Start of Data shown

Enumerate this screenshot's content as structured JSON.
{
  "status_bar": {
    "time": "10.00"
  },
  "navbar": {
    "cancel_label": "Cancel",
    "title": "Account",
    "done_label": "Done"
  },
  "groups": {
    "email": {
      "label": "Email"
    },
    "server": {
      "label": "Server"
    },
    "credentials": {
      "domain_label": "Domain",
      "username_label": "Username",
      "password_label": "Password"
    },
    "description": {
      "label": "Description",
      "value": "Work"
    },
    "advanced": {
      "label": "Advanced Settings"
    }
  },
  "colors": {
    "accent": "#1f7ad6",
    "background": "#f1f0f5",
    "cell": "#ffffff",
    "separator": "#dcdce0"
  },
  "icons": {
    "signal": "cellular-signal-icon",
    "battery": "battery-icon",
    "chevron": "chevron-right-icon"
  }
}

End of Data shown

== The request ==
Without leaving anything out, give the entries again exactly.

== Solution ==
Enumerate this screenshot's content as structured JSON.
{
  "status_bar": {
    "time": "10.00"
  },
  "navbar": {
    "cancel_label": "Cancel",
    "title": "Account",
    "done_label": "Done"
  },
  "groups": {
    "email": {
      "label": "Email"
    },
    "server": {
      "label": "Server"
    },
    "credentials": {
      "domain_label": "Domain",
      "username_label": "Username",
      "password_label": "Password"
    },
    "description": {
      "label": "Description",
      "value": "Work"
    },
    "advanced": {
      "label": "Advanced Settings"
    }
  },
  "colors": {
    "accent": "#1f7ad6",
    "background": "#f1f0f5",
    "cell": "#ffffff",
    "separator": "#dcdce0"
  },
  "icons": {
    "signal": "cellular-signal-icon",
    "battery": "battery-icon",
    "chevron": "chevron-right-icon"
  }
}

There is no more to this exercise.